(Data records)
--------------------------------------------------
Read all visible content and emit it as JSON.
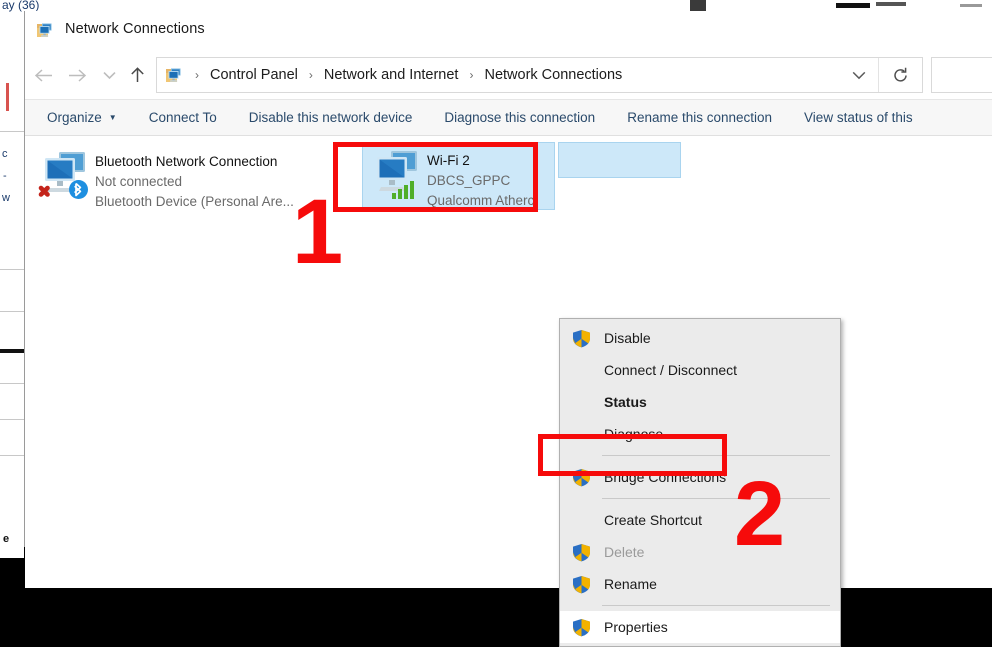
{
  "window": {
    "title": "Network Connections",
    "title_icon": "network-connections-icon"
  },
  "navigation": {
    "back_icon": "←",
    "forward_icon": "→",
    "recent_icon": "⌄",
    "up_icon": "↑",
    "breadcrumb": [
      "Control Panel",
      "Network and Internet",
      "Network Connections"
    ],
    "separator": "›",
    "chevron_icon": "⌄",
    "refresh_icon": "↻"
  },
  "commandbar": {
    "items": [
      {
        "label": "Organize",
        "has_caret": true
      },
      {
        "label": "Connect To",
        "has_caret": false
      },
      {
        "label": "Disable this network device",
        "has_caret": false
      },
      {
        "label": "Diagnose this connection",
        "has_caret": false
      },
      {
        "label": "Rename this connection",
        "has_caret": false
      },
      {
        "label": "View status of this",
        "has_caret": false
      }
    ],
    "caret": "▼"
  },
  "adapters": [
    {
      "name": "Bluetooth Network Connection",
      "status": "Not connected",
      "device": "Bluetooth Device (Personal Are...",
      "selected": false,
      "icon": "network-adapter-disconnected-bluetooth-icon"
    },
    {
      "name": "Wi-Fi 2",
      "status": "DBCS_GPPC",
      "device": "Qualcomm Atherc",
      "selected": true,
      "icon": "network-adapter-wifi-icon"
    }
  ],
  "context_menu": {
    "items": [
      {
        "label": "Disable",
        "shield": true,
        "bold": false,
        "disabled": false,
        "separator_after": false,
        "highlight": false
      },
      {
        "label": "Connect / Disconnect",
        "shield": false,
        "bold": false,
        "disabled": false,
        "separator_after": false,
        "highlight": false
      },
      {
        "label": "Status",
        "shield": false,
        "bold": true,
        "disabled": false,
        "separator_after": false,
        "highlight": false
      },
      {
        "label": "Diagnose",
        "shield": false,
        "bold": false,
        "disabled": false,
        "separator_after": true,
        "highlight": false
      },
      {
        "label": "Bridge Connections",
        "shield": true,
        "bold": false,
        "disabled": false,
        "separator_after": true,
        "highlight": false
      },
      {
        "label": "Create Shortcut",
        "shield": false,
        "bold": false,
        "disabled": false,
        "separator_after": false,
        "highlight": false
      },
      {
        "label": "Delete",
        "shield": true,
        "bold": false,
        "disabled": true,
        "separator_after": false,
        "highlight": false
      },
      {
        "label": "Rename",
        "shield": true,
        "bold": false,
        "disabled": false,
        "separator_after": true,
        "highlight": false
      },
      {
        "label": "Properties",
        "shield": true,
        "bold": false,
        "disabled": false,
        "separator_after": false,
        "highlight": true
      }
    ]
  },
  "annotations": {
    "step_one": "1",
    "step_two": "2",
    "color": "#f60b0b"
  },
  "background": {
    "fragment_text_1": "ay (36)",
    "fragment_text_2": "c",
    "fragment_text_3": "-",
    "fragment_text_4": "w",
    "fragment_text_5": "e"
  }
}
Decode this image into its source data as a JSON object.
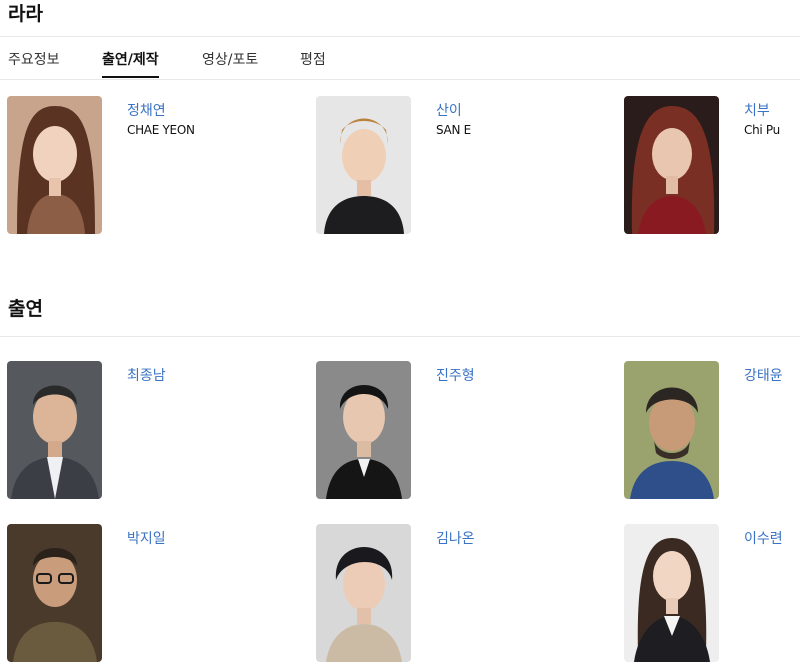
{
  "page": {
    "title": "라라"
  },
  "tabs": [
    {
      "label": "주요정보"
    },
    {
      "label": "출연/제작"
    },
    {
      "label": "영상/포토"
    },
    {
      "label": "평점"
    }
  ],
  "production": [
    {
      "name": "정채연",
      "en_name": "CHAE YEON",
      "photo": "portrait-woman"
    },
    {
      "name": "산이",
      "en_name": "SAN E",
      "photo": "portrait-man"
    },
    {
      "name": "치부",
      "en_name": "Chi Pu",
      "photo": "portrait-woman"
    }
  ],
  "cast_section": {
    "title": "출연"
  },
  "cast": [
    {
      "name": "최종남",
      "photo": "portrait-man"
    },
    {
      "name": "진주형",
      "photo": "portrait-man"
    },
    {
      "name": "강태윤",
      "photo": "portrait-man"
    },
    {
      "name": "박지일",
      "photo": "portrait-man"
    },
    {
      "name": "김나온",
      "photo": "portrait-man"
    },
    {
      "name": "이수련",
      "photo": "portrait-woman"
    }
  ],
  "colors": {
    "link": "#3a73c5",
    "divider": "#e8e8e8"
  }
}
--------------------------------------------------
[Instructions for the task] Without the pictures, repeat all the records word for word.

[The completed task]
Read all visible content and emit it as JSON.
{
  "window": {
    "title": "Network Connections",
    "title_icon": "network-connections-icon"
  },
  "navigation": {
    "back_icon": "←",
    "forward_icon": "→",
    "recent_icon": "⌄",
    "up_icon": "↑",
    "breadcrumb": [
      "Control Panel",
      "Network and Internet",
      "Network Connections"
    ],
    "separator": "›",
    "chevron_icon": "⌄",
    "refresh_icon": "↻"
  },
  "commandbar": {
    "items": [
      {
        "label": "Organize",
        "has_caret": true
      },
      {
        "label": "Connect To",
        "has_caret": false
      },
      {
        "label": "Disable this network device",
        "has_caret": false
      },
      {
        "label": "Diagnose this connection",
        "has_caret": false
      },
      {
        "label": "Rename this connection",
        "has_caret": false
      },
      {
        "label": "View status of this",
        "has_caret": false
      }
    ],
    "caret": "▼"
  },
  "adapters": [
    {
      "name": "Bluetooth Network Connection",
      "status": "Not connected",
      "device": "Bluetooth Device (Personal Are...",
      "selected": false,
      "icon": "network-adapter-disconnected-bluetooth-icon"
    },
    {
      "name": "Wi-Fi 2",
      "status": "DBCS_GPPC",
      "device": "Qualcomm Atherc",
      "selected": true,
      "icon": "network-adapter-wifi-icon"
    }
  ],
  "context_menu": {
    "items": [
      {
        "label": "Disable",
        "shield": true,
        "bold": false,
        "disabled": false,
        "separator_after": false,
        "highlight": false
      },
      {
        "label": "Connect / Disconnect",
        "shield": false,
        "bold": false,
        "disabled": false,
        "separator_after": false,
        "highlight": false
      },
      {
        "label": "Status",
        "shield": false,
        "bold": true,
        "disabled": false,
        "separator_after": false,
        "highlight": false
      },
      {
        "label": "Diagnose",
        "shield": false,
        "bold": false,
        "disabled": false,
        "separator_after": true,
        "highlight": false
      },
      {
        "label": "Bridge Connections",
        "shield": true,
        "bold": false,
        "disabled": false,
        "separator_after": true,
        "highlight": false
      },
      {
        "label": "Create Shortcut",
        "shield": false,
        "bold": false,
        "disabled": false,
        "separator_after": false,
        "highlight": false
      },
      {
        "label": "Delete",
        "shield": true,
        "bold": false,
        "disabled": true,
        "separator_after": false,
        "highlight": false
      },
      {
        "label": "Rename",
        "shield": true,
        "bold": false,
        "disabled": false,
        "separator_after": true,
        "highlight": false
      },
      {
        "label": "Properties",
        "shield": true,
        "bold": false,
        "disabled": false,
        "separator_after": false,
        "highlight": true
      }
    ]
  },
  "annotations": {
    "step_one": "1",
    "step_two": "2",
    "color": "#f60b0b"
  },
  "background": {
    "fragment_text_1": "ay (36)",
    "fragment_text_2": "c",
    "fragment_text_3": "-",
    "fragment_text_4": "w",
    "fragment_text_5": "e"
  }
}
Decode this image into its source data as a JSON object.
{
  "page": {
    "title": "라라"
  },
  "tabs": [
    {
      "label": "주요정보"
    },
    {
      "label": "출연/제작"
    },
    {
      "label": "영상/포토"
    },
    {
      "label": "평점"
    }
  ],
  "production": [
    {
      "name": "정채연",
      "en_name": "CHAE YEON",
      "photo": "portrait-woman"
    },
    {
      "name": "산이",
      "en_name": "SAN E",
      "photo": "portrait-man"
    },
    {
      "name": "치부",
      "en_name": "Chi Pu",
      "photo": "portrait-woman"
    }
  ],
  "cast_section": {
    "title": "출연"
  },
  "cast": [
    {
      "name": "최종남",
      "photo": "portrait-man"
    },
    {
      "name": "진주형",
      "photo": "portrait-man"
    },
    {
      "name": "강태윤",
      "photo": "portrait-man"
    },
    {
      "name": "박지일",
      "photo": "portrait-man"
    },
    {
      "name": "김나온",
      "photo": "portrait-man"
    },
    {
      "name": "이수련",
      "photo": "portrait-woman"
    }
  ],
  "colors": {
    "link": "#3a73c5",
    "divider": "#e8e8e8"
  }
}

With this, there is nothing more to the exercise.